Records from a collection
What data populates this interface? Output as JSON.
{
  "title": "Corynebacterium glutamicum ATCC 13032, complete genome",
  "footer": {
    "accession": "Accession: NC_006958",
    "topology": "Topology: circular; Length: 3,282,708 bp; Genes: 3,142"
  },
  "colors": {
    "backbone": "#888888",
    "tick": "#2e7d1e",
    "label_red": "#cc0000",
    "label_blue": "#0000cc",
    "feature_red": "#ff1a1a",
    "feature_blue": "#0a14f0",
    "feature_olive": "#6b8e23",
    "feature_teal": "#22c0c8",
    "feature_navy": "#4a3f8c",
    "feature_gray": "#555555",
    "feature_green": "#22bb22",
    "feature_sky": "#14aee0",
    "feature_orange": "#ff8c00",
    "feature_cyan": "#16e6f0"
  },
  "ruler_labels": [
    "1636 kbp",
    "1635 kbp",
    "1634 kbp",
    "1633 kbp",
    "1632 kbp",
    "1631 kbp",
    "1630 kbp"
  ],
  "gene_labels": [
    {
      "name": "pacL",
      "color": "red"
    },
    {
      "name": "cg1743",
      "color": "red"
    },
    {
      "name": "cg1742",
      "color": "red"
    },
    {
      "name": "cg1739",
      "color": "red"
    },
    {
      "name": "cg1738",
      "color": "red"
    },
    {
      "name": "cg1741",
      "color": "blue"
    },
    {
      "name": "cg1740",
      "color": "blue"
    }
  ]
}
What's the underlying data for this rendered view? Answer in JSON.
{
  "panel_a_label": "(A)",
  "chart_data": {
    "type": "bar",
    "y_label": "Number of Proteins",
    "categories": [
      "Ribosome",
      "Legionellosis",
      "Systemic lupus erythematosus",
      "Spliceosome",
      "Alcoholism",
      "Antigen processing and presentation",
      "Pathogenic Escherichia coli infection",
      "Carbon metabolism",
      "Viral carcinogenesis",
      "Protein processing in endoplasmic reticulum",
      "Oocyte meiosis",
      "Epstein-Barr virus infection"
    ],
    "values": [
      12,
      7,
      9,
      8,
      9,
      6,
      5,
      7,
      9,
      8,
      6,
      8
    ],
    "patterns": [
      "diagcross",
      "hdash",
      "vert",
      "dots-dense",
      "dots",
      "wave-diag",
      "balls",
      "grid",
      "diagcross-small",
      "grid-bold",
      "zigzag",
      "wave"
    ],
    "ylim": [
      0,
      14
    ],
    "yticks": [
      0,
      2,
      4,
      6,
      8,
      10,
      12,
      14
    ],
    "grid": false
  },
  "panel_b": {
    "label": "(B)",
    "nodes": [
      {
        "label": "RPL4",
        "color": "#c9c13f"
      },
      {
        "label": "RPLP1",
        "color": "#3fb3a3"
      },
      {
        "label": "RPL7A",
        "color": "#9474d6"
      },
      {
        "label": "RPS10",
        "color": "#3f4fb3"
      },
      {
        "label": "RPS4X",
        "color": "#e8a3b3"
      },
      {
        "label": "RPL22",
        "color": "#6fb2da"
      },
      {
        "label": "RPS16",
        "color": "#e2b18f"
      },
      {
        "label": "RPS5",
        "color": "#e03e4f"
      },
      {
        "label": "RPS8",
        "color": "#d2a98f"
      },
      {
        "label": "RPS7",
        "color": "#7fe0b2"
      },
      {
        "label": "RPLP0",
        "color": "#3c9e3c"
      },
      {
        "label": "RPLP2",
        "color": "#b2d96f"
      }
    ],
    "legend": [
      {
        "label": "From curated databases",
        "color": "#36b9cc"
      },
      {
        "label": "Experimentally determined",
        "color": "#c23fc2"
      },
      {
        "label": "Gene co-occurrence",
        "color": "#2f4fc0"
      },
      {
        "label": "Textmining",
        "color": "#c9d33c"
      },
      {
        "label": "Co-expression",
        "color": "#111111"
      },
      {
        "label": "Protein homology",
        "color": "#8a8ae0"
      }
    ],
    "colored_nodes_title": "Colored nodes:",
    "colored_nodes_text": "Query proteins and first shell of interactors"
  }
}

> [EXERCISE]: With the string "processing" as the key, filter the data above and show the lines that match.

> [REPLY]:
      "Antigen processing and presentation",
      "Protein processing in endoplasmic reticulum",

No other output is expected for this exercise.